Start Dataset rows

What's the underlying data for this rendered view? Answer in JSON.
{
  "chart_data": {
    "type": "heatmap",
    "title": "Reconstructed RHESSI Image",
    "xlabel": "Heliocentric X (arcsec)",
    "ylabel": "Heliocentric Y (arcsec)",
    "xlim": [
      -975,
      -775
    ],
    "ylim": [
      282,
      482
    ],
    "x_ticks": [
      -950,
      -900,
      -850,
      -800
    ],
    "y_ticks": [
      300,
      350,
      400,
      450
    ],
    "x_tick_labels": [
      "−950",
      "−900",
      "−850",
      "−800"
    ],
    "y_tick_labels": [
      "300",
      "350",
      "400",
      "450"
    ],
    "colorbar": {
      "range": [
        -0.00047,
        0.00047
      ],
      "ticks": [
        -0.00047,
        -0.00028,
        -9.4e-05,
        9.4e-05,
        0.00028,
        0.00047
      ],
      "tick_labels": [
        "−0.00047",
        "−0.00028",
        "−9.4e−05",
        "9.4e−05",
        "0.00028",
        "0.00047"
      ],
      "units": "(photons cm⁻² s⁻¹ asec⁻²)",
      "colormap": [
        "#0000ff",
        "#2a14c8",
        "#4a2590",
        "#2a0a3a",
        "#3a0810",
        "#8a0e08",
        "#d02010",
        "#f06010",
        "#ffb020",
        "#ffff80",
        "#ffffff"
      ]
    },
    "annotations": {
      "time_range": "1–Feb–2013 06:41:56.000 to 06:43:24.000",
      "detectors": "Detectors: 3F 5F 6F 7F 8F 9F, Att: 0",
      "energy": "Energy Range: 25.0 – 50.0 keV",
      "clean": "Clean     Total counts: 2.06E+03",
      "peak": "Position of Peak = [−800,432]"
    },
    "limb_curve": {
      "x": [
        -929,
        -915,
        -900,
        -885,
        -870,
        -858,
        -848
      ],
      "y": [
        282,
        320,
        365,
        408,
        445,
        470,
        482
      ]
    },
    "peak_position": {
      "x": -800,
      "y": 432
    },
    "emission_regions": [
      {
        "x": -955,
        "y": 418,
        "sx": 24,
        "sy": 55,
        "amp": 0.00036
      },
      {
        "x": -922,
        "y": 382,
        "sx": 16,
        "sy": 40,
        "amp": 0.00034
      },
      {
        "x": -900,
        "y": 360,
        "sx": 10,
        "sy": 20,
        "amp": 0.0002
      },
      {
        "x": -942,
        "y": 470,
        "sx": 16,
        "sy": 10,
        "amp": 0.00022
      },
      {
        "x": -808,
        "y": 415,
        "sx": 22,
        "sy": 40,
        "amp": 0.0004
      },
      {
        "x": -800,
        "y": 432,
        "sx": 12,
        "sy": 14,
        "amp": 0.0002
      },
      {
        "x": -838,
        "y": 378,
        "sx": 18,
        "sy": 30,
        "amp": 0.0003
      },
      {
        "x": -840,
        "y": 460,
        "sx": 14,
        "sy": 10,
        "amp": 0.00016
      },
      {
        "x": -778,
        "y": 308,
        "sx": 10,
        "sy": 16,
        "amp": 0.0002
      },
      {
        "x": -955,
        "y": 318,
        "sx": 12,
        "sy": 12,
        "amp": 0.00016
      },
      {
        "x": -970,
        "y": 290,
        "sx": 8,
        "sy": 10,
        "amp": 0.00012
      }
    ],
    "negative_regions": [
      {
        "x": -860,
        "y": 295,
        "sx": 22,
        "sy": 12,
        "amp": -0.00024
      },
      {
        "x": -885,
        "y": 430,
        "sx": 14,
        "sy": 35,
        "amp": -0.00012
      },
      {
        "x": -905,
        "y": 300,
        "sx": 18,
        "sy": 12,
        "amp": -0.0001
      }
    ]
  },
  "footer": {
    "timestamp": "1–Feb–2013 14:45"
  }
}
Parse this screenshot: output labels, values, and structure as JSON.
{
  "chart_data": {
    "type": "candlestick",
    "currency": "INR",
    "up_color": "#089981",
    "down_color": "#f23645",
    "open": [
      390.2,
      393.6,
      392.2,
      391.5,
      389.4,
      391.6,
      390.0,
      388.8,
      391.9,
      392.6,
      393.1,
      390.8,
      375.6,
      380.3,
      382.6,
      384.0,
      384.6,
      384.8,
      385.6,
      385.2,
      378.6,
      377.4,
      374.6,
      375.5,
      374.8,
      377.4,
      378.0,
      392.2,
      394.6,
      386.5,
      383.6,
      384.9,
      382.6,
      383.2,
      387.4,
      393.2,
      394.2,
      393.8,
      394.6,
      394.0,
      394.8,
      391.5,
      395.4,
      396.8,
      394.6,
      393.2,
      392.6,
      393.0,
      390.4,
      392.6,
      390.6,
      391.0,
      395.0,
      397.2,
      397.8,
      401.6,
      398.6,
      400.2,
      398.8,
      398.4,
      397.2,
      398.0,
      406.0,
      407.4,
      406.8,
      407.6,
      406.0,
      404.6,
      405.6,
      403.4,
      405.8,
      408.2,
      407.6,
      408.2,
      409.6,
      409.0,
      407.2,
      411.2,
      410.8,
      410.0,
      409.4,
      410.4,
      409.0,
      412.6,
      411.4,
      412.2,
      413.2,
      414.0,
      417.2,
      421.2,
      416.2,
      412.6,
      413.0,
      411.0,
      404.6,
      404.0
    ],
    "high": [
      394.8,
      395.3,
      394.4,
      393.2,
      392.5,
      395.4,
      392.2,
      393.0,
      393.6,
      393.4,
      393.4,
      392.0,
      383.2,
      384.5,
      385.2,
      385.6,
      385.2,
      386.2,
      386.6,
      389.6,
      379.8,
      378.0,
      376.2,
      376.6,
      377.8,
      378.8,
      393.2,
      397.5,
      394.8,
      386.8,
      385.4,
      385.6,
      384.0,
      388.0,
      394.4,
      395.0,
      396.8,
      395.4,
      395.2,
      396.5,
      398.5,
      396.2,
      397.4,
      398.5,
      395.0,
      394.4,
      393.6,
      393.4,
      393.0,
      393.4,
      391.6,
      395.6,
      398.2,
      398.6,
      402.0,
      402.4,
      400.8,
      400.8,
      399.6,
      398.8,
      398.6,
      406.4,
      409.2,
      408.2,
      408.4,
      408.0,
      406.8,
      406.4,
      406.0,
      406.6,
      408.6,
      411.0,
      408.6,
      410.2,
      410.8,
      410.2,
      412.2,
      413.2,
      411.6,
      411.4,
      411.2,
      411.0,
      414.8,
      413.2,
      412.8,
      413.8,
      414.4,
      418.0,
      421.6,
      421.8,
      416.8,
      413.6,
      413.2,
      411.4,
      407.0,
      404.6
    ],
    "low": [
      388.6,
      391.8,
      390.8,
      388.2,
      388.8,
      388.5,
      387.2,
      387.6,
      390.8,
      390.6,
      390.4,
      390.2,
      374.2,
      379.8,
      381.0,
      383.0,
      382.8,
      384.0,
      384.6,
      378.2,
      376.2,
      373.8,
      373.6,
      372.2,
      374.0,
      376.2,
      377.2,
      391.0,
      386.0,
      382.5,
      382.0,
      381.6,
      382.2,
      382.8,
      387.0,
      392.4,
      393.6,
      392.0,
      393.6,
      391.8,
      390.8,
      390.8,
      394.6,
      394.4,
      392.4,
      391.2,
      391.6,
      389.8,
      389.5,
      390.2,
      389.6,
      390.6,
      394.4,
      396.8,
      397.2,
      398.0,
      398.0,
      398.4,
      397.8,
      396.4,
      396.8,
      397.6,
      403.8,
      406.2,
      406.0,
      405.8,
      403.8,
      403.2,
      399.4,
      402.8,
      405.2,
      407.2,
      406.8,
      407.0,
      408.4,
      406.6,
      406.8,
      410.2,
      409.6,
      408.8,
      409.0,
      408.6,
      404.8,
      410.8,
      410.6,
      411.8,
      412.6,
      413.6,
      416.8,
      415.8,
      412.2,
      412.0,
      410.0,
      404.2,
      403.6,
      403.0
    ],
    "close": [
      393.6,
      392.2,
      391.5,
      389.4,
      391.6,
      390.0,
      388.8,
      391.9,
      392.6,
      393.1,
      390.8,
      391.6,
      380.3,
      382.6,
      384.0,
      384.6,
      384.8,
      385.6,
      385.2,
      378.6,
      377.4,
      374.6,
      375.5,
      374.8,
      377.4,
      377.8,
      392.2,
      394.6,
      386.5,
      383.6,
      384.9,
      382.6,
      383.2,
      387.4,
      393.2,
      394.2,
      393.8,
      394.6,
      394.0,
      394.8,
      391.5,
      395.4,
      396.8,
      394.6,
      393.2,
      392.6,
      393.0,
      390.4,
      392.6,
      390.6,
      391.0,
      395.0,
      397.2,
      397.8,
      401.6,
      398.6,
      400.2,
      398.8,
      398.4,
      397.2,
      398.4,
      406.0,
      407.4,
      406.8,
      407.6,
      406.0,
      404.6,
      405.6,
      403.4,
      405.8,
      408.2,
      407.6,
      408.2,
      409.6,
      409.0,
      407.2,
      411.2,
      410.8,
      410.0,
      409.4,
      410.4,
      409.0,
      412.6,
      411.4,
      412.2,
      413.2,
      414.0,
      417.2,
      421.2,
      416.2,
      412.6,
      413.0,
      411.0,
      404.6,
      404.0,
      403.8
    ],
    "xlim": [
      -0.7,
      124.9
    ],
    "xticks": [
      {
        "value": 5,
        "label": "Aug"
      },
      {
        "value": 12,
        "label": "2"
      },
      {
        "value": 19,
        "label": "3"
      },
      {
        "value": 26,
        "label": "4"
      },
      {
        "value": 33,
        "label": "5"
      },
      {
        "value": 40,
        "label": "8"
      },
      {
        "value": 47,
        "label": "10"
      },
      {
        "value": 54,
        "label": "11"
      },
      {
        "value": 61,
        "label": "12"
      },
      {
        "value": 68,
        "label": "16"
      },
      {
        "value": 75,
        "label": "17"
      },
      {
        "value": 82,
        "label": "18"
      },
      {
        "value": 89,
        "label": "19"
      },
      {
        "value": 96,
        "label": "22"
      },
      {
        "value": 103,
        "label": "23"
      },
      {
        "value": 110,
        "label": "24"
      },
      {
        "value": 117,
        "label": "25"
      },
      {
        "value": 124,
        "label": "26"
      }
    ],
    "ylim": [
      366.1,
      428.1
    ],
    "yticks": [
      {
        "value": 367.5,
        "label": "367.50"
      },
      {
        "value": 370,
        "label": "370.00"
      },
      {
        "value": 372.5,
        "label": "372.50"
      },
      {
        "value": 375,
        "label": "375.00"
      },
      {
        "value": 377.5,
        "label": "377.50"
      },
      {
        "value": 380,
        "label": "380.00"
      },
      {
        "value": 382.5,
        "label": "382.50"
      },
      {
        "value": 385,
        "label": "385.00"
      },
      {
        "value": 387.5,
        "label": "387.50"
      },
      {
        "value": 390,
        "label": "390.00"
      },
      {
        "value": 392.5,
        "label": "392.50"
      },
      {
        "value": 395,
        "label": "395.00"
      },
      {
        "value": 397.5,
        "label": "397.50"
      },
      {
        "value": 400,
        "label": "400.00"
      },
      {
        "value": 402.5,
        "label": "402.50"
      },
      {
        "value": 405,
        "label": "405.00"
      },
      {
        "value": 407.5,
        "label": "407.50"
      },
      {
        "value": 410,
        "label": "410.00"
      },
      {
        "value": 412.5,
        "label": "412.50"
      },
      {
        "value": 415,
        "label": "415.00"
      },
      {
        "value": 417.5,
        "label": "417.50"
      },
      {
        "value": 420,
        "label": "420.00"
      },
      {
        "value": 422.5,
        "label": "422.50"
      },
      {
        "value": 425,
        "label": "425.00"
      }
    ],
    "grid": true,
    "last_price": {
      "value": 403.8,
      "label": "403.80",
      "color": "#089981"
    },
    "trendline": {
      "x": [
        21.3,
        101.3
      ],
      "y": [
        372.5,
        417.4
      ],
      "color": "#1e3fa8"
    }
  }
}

End Dataset rows

| Problem description |
Copy whichever lines in the listing above contain the word "arcsec".

| Result of this exercise |
    "xlabel": "Heliocentric X (arcsec)",
    "ylabel": "Heliocentric Y (arcsec)",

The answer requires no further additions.